* [Set task] Pictures aside, repeat every entry exactly.
┌──
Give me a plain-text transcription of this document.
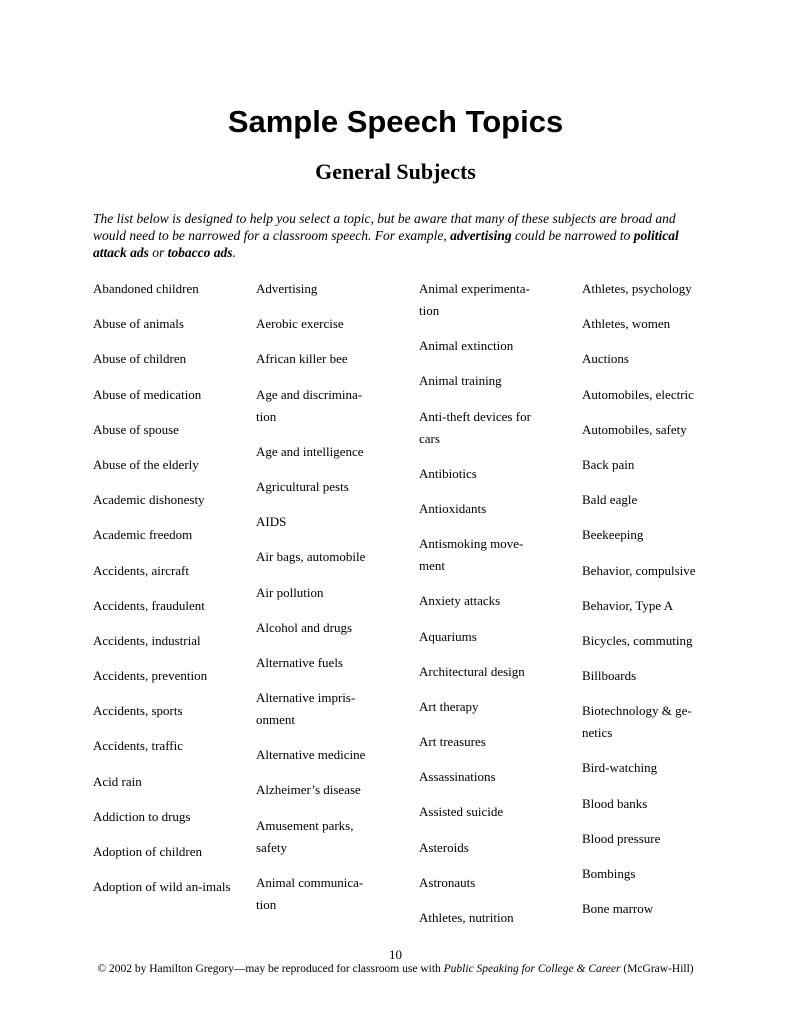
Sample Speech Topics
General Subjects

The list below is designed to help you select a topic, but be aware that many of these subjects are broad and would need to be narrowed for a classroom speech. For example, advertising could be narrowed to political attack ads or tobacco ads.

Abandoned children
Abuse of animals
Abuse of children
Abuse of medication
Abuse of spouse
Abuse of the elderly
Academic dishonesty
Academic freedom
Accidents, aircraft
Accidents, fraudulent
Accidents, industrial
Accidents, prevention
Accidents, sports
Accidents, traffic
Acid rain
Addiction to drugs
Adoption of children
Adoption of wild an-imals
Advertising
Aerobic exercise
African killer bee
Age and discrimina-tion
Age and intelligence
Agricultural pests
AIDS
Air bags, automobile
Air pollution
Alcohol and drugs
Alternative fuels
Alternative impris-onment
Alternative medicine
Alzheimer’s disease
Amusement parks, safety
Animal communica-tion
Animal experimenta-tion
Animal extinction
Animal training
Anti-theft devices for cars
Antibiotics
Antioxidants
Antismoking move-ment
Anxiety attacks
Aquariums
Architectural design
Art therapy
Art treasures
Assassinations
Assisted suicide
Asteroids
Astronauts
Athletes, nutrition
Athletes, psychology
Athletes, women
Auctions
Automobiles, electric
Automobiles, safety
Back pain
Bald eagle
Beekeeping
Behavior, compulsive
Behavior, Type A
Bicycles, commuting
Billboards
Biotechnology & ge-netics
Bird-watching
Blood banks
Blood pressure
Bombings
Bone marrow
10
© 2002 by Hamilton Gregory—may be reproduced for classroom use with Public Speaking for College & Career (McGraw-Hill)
└──
* [Written solution]
Give me a plain-text transcription of this document.
Sample Speech Topics
General Subjects

The list below is designed to help you select a topic, but be aware that many of these subjects are broad and would need to be narrowed for a classroom speech. For example, advertising could be narrowed to political attack ads or tobacco ads.

Abandoned children
Abuse of animals
Abuse of children
Abuse of medication
Abuse of spouse
Abuse of the elderly
Academic dishonesty
Academic freedom
Accidents, aircraft
Accidents, fraudulent
Accidents, industrial
Accidents, prevention
Accidents, sports
Accidents, traffic
Acid rain
Addiction to drugs
Adoption of children
Adoption of wild an-imals
Advertising
Aerobic exercise
African killer bee
Age and discrimina-tion
Age and intelligence
Agricultural pests
AIDS
Air bags, automobile
Air pollution
Alcohol and drugs
Alternative fuels
Alternative impris-onment
Alternative medicine
Alzheimer’s disease
Amusement parks, safety
Animal communica-tion
Animal experimenta-tion
Animal extinction
Animal training
Anti-theft devices for cars
Antibiotics
Antioxidants
Antismoking move-ment
Anxiety attacks
Aquariums
Architectural design
Art therapy
Art treasures
Assassinations
Assisted suicide
Asteroids
Astronauts
Athletes, nutrition
Athletes, psychology
Athletes, women
Auctions
Automobiles, electric
Automobiles, safety
Back pain
Bald eagle
Beekeeping
Behavior, compulsive
Behavior, Type A
Bicycles, commuting
Billboards
Biotechnology & ge-netics
Bird-watching
Blood banks
Blood pressure
Bombings
Bone marrow
10
© 2002 by Hamilton Gregory—may be reproduced for classroom use with Public Speaking for College & Career (McGraw-Hill)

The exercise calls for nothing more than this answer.